**PROBLEM DESCRIPTION**
Copy out all the data, word for word.

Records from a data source
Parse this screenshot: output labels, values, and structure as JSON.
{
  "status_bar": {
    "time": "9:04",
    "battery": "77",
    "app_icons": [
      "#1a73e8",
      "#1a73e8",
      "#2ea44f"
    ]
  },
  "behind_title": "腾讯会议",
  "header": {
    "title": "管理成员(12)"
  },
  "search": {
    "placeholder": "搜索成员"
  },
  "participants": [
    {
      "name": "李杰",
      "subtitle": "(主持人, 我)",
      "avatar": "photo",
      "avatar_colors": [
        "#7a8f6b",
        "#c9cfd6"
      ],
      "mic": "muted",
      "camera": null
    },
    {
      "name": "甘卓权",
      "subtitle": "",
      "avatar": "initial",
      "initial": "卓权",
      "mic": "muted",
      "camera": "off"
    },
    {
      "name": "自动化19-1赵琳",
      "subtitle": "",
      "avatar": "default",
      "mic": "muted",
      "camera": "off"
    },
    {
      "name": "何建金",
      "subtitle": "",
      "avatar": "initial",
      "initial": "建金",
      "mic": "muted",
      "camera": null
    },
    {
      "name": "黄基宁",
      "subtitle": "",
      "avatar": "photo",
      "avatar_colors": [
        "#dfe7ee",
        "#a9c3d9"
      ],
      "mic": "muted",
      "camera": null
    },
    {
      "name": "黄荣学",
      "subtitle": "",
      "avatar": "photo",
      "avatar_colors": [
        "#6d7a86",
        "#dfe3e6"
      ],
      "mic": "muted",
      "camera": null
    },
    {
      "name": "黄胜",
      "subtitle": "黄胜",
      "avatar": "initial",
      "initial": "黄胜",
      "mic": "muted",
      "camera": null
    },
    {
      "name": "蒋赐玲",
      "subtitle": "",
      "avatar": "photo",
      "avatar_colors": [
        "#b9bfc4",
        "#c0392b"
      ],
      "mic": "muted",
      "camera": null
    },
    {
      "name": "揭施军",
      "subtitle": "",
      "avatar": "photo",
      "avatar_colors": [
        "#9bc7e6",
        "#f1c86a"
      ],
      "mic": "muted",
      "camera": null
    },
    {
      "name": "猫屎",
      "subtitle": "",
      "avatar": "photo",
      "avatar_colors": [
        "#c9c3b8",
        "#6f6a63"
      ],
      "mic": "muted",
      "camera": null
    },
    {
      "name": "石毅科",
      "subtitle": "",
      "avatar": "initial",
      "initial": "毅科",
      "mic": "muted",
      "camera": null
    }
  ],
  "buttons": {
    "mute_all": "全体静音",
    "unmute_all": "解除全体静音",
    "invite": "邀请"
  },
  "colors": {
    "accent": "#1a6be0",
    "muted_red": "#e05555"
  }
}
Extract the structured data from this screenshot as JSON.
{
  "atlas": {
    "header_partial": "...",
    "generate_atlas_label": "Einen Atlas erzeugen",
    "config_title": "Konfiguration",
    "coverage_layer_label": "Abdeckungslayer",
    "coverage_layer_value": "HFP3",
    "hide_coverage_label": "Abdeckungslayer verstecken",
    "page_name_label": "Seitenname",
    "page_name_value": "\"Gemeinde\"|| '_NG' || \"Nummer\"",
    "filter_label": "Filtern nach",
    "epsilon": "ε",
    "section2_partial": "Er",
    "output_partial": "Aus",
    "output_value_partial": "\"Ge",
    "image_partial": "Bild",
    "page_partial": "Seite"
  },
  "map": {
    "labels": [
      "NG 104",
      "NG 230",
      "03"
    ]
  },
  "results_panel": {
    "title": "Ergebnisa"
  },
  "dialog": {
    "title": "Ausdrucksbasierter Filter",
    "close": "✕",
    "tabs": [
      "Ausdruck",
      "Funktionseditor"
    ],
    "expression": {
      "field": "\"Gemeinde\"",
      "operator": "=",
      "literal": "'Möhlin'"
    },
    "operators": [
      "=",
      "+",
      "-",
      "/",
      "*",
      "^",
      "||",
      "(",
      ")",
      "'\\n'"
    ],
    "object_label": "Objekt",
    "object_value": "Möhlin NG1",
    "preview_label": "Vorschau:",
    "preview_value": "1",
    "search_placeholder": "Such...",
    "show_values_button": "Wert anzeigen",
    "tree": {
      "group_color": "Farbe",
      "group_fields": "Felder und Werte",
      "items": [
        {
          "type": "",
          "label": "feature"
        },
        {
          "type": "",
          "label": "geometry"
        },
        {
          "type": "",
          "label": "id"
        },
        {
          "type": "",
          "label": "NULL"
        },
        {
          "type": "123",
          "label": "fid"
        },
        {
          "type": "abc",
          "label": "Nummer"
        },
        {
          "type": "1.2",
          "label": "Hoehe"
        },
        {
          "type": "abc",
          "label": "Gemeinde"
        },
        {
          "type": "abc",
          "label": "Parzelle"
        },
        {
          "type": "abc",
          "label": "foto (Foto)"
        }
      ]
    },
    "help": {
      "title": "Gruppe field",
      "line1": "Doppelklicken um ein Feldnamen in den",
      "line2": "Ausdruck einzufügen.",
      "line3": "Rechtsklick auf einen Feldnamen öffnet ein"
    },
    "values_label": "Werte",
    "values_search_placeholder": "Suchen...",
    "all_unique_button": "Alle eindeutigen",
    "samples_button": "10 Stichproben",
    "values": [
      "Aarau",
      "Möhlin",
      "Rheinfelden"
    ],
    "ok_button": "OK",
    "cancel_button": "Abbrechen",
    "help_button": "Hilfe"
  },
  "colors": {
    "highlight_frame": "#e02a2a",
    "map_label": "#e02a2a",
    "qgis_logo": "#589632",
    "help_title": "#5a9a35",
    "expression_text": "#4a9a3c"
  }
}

**CORRECT RESULT**
Parse this screenshot: output labels, values, and structure as JSON.
{
  "status_bar": {
    "time": "9:04",
    "battery": "77",
    "app_icons": [
      "#1a73e8",
      "#1a73e8",
      "#2ea44f"
    ]
  },
  "behind_title": "腾讯会议",
  "header": {
    "title": "管理成员(12)"
  },
  "search": {
    "placeholder": "搜索成员"
  },
  "participants": [
    {
      "name": "李杰",
      "subtitle": "(主持人, 我)",
      "avatar": "photo",
      "avatar_colors": [
        "#7a8f6b",
        "#c9cfd6"
      ],
      "mic": "muted",
      "camera": null
    },
    {
      "name": "甘卓权",
      "subtitle": "",
      "avatar": "initial",
      "initial": "卓权",
      "mic": "muted",
      "camera": "off"
    },
    {
      "name": "自动化19-1赵琳",
      "subtitle": "",
      "avatar": "default",
      "mic": "muted",
      "camera": "off"
    },
    {
      "name": "何建金",
      "subtitle": "",
      "avatar": "initial",
      "initial": "建金",
      "mic": "muted",
      "camera": null
    },
    {
      "name": "黄基宁",
      "subtitle": "",
      "avatar": "photo",
      "avatar_colors": [
        "#dfe7ee",
        "#a9c3d9"
      ],
      "mic": "muted",
      "camera": null
    },
    {
      "name": "黄荣学",
      "subtitle": "",
      "avatar": "photo",
      "avatar_colors": [
        "#6d7a86",
        "#dfe3e6"
      ],
      "mic": "muted",
      "camera": null
    },
    {
      "name": "黄胜",
      "subtitle": "黄胜",
      "avatar": "initial",
      "initial": "黄胜",
      "mic": "muted",
      "camera": null
    },
    {
      "name": "蒋赐玲",
      "subtitle": "",
      "avatar": "photo",
      "avatar_colors": [
        "#b9bfc4",
        "#c0392b"
      ],
      "mic": "muted",
      "camera": null
    },
    {
      "name": "揭施军",
      "subtitle": "",
      "avatar": "photo",
      "avatar_colors": [
        "#9bc7e6",
        "#f1c86a"
      ],
      "mic": "muted",
      "camera": null
    },
    {
      "name": "猫屎",
      "subtitle": "",
      "avatar": "photo",
      "avatar_colors": [
        "#c9c3b8",
        "#6f6a63"
      ],
      "mic": "muted",
      "camera": null
    },
    {
      "name": "石毅科",
      "subtitle": "",
      "avatar": "initial",
      "initial": "毅科",
      "mic": "muted",
      "camera": null
    }
  ],
  "buttons": {
    "mute_all": "全体静音",
    "unmute_all": "解除全体静音",
    "invite": "邀请"
  },
  "colors": {
    "accent": "#1a6be0",
    "muted_red": "#e05555"
  }
}
Extract the structured data from this screenshot as JSON.
{
  "atlas": {
    "header_partial": "...",
    "generate_atlas_label": "Einen Atlas erzeugen",
    "config_title": "Konfiguration",
    "coverage_layer_label": "Abdeckungslayer",
    "coverage_layer_value": "HFP3",
    "hide_coverage_label": "Abdeckungslayer verstecken",
    "page_name_label": "Seitenname",
    "page_name_value": "\"Gemeinde\"|| '_NG' || \"Nummer\"",
    "filter_label": "Filtern nach",
    "epsilon": "ε",
    "section2_partial": "Er",
    "output_partial": "Aus",
    "output_value_partial": "\"Ge",
    "image_partial": "Bild",
    "page_partial": "Seite"
  },
  "map": {
    "labels": [
      "NG 104",
      "NG 230",
      "03"
    ]
  },
  "results_panel": {
    "title": "Ergebnisa"
  },
  "dialog": {
    "title": "Ausdrucksbasierter Filter",
    "close": "✕",
    "tabs": [
      "Ausdruck",
      "Funktionseditor"
    ],
    "expression": {
      "field": "\"Gemeinde\"",
      "operator": "=",
      "literal": "'Möhlin'"
    },
    "operators": [
      "=",
      "+",
      "-",
      "/",
      "*",
      "^",
      "||",
      "(",
      ")",
      "'\\n'"
    ],
    "object_label": "Objekt",
    "object_value": "Möhlin NG1",
    "preview_label": "Vorschau:",
    "preview_value": "1",
    "search_placeholder": "Such...",
    "show_values_button": "Wert anzeigen",
    "tree": {
      "group_color": "Farbe",
      "group_fields": "Felder und Werte",
      "items": [
        {
          "type": "",
          "label": "feature"
        },
        {
          "type": "",
          "label": "geometry"
        },
        {
          "type": "",
          "label": "id"
        },
        {
          "type": "",
          "label": "NULL"
        },
        {
          "type": "123",
          "label": "fid"
        },
        {
          "type": "abc",
          "label": "Nummer"
        },
        {
          "type": "1.2",
          "label": "Hoehe"
        },
        {
          "type": "abc",
          "label": "Gemeinde"
        },
        {
          "type": "abc",
          "label": "Parzelle"
        },
        {
          "type": "abc",
          "label": "foto (Foto)"
        }
      ]
    },
    "help": {
      "title": "Gruppe field",
      "line1": "Doppelklicken um ein Feldnamen in den",
      "line2": "Ausdruck einzufügen.",
      "line3": "Rechtsklick auf einen Feldnamen öffnet ein"
    },
    "values_label": "Werte",
    "values_search_placeholder": "Suchen...",
    "all_unique_button": "Alle eindeutigen",
    "samples_button": "10 Stichproben",
    "values": [
      "Aarau",
      "Möhlin",
      "Rheinfelden"
    ],
    "ok_button": "OK",
    "cancel_button": "Abbrechen",
    "help_button": "Hilfe"
  },
  "colors": {
    "highlight_frame": "#e02a2a",
    "map_label": "#e02a2a",
    "qgis_logo": "#589632",
    "help_title": "#5a9a35",
    "expression_text": "#4a9a3c"
  }
}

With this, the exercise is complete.